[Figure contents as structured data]
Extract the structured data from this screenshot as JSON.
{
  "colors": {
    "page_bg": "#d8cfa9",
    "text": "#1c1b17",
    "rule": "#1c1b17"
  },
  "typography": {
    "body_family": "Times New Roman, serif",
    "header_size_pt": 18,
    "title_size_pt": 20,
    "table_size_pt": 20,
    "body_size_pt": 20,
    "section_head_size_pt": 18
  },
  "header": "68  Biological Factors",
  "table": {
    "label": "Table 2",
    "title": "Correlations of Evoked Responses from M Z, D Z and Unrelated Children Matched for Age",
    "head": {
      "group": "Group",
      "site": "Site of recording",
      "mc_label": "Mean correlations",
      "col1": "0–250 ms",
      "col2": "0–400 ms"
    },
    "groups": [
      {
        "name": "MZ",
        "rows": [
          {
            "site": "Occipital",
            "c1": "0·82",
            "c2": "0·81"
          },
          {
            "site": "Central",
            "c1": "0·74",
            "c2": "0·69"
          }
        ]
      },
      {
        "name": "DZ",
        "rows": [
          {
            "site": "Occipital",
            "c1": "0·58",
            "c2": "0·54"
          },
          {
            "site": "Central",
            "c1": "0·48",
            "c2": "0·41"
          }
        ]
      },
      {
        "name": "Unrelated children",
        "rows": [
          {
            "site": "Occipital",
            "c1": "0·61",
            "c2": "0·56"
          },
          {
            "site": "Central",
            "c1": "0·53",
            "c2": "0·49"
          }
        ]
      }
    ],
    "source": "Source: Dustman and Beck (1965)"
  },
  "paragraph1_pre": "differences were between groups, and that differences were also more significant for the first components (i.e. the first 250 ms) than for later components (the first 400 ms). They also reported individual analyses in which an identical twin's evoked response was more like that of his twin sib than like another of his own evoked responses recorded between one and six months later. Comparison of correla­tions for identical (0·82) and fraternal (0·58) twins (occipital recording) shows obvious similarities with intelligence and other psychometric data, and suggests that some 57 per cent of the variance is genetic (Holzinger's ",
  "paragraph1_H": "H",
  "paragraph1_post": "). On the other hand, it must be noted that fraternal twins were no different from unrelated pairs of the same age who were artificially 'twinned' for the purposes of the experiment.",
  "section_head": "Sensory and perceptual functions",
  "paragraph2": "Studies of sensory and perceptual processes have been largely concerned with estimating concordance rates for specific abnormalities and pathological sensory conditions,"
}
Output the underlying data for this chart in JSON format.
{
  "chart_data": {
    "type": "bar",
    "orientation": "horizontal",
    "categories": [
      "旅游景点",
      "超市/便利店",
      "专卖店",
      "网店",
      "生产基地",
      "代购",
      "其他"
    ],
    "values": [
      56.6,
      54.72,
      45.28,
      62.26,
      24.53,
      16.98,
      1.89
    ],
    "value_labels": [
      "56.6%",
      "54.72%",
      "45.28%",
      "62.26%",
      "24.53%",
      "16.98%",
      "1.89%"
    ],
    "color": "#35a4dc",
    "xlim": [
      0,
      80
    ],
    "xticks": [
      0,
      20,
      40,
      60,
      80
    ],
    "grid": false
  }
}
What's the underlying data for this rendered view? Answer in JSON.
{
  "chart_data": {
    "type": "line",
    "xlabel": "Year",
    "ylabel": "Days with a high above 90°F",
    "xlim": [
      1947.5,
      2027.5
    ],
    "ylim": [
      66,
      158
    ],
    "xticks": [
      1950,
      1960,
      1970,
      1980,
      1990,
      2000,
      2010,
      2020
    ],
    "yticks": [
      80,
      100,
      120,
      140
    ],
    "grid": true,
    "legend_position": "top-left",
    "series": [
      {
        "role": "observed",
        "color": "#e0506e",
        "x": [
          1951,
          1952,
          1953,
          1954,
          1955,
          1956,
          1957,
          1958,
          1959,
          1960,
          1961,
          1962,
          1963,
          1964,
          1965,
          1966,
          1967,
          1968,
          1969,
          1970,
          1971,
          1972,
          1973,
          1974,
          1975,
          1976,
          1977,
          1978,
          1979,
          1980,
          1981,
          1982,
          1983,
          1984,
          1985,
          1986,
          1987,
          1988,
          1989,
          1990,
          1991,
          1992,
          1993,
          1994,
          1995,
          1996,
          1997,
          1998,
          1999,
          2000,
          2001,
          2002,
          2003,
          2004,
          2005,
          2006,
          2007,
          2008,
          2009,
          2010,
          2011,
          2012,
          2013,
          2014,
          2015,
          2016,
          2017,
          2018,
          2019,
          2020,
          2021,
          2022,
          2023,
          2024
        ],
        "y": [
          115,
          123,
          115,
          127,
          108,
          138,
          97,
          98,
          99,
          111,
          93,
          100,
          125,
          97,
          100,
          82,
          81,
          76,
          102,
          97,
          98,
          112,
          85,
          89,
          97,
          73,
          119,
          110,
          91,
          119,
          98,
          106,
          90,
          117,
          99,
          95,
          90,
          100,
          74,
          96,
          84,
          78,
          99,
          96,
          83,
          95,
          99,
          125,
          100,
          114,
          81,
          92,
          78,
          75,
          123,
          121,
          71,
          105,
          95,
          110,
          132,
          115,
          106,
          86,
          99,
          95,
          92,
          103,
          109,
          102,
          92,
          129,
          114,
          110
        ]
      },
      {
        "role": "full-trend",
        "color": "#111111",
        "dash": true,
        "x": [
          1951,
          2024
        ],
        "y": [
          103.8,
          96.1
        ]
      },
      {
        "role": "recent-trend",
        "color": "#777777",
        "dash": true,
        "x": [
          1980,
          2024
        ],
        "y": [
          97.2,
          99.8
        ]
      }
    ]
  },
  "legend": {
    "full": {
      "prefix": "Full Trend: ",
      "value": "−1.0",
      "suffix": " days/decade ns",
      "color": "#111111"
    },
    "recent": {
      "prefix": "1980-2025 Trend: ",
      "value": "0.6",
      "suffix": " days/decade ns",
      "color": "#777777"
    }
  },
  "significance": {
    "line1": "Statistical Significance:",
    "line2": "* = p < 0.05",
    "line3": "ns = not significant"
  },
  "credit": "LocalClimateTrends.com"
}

Set exercise: Retype the records above exactly.

Result of the exercise:
Extract the structured data from this screenshot as JSON.
{
  "colors": {
    "page_bg": "#d8cfa9",
    "text": "#1c1b17",
    "rule": "#1c1b17"
  },
  "typography": {
    "body_family": "Times New Roman, serif",
    "header_size_pt": 18,
    "title_size_pt": 20,
    "table_size_pt": 20,
    "body_size_pt": 20,
    "section_head_size_pt": 18
  },
  "header": "68  Biological Factors",
  "table": {
    "label": "Table 2",
    "title": "Correlations of Evoked Responses from M Z, D Z and Unrelated Children Matched for Age",
    "head": {
      "group": "Group",
      "site": "Site of recording",
      "mc_label": "Mean correlations",
      "col1": "0–250 ms",
      "col2": "0–400 ms"
    },
    "groups": [
      {
        "name": "MZ",
        "rows": [
          {
            "site": "Occipital",
            "c1": "0·82",
            "c2": "0·81"
          },
          {
            "site": "Central",
            "c1": "0·74",
            "c2": "0·69"
          }
        ]
      },
      {
        "name": "DZ",
        "rows": [
          {
            "site": "Occipital",
            "c1": "0·58",
            "c2": "0·54"
          },
          {
            "site": "Central",
            "c1": "0·48",
            "c2": "0·41"
          }
        ]
      },
      {
        "name": "Unrelated children",
        "rows": [
          {
            "site": "Occipital",
            "c1": "0·61",
            "c2": "0·56"
          },
          {
            "site": "Central",
            "c1": "0·53",
            "c2": "0·49"
          }
        ]
      }
    ],
    "source": "Source: Dustman and Beck (1965)"
  },
  "paragraph1_pre": "differences were between groups, and that differences were also more significant for the first components (i.e. the first 250 ms) than for later components (the first 400 ms). They also reported individual analyses in which an identical twin's evoked response was more like that of his twin sib than like another of his own evoked responses recorded between one and six months later. Comparison of correla­tions for identical (0·82) and fraternal (0·58) twins (occipital recording) shows obvious similarities with intelligence and other psychometric data, and suggests that some 57 per cent of the variance is genetic (Holzinger's ",
  "paragraph1_H": "H",
  "paragraph1_post": "). On the other hand, it must be noted that fraternal twins were no different from unrelated pairs of the same age who were artificially 'twinned' for the purposes of the experiment.",
  "section_head": "Sensory and perceptual functions",
  "paragraph2": "Studies of sensory and perceptual processes have been largely concerned with estimating concordance rates for specific abnormalities and pathological sensory conditions,"
}
Output the underlying data for this chart in JSON format.
{
  "chart_data": {
    "type": "bar",
    "orientation": "horizontal",
    "categories": [
      "旅游景点",
      "超市/便利店",
      "专卖店",
      "网店",
      "生产基地",
      "代购",
      "其他"
    ],
    "values": [
      56.6,
      54.72,
      45.28,
      62.26,
      24.53,
      16.98,
      1.89
    ],
    "value_labels": [
      "56.6%",
      "54.72%",
      "45.28%",
      "62.26%",
      "24.53%",
      "16.98%",
      "1.89%"
    ],
    "color": "#35a4dc",
    "xlim": [
      0,
      80
    ],
    "xticks": [
      0,
      20,
      40,
      60,
      80
    ],
    "grid": false
  }
}
What's the underlying data for this rendered view? Answer in JSON.
{
  "chart_data": {
    "type": "line",
    "xlabel": "Year",
    "ylabel": "Days with a high above 90°F",
    "xlim": [
      1947.5,
      2027.5
    ],
    "ylim": [
      66,
      158
    ],
    "xticks": [
      1950,
      1960,
      1970,
      1980,
      1990,
      2000,
      2010,
      2020
    ],
    "yticks": [
      80,
      100,
      120,
      140
    ],
    "grid": true,
    "legend_position": "top-left",
    "series": [
      {
        "role": "observed",
        "color": "#e0506e",
        "x": [
          1951,
          1952,
          1953,
          1954,
          1955,
          1956,
          1957,
          1958,
          1959,
          1960,
          1961,
          1962,
          1963,
          1964,
          1965,
          1966,
          1967,
          1968,
          1969,
          1970,
          1971,
          1972,
          1973,
          1974,
          1975,
          1976,
          1977,
          1978,
          1979,
          1980,
          1981,
          1982,
          1983,
          1984,
          1985,
          1986,
          1987,
          1988,
          1989,
          1990,
          1991,
          1992,
          1993,
          1994,
          1995,
          1996,
          1997,
          1998,
          1999,
          2000,
          2001,
          2002,
          2003,
          2004,
          2005,
          2006,
          2007,
          2008,
          2009,
          2010,
          2011,
          2012,
          2013,
          2014,
          2015,
          2016,
          2017,
          2018,
          2019,
          2020,
          2021,
          2022,
          2023,
          2024
        ],
        "y": [
          115,
          123,
          115,
          127,
          108,
          138,
          97,
          98,
          99,
          111,
          93,
          100,
          125,
          97,
          100,
          82,
          81,
          76,
          102,
          97,
          98,
          112,
          85,
          89,
          97,
          73,
          119,
          110,
          91,
          119,
          98,
          106,
          90,
          117,
          99,
          95,
          90,
          100,
          74,
          96,
          84,
          78,
          99,
          96,
          83,
          95,
          99,
          125,
          100,
          114,
          81,
          92,
          78,
          75,
          123,
          121,
          71,
          105,
          95,
          110,
          132,
          115,
          106,
          86,
          99,
          95,
          92,
          103,
          109,
          102,
          92,
          129,
          114,
          110
        ]
      },
      {
        "role": "full-trend",
        "color": "#111111",
        "dash": true,
        "x": [
          1951,
          2024
        ],
        "y": [
          103.8,
          96.1
        ]
      },
      {
        "role": "recent-trend",
        "color": "#777777",
        "dash": true,
        "x": [
          1980,
          2024
        ],
        "y": [
          97.2,
          99.8
        ]
      }
    ]
  },
  "legend": {
    "full": {
      "prefix": "Full Trend: ",
      "value": "−1.0",
      "suffix": " days/decade ns",
      "color": "#111111"
    },
    "recent": {
      "prefix": "1980-2025 Trend: ",
      "value": "0.6",
      "suffix": " days/decade ns",
      "color": "#777777"
    }
  },
  "significance": {
    "line1": "Statistical Significance:",
    "line2": "* = p < 0.05",
    "line3": "ns = not significant"
  },
  "credit": "LocalClimateTrends.com"
}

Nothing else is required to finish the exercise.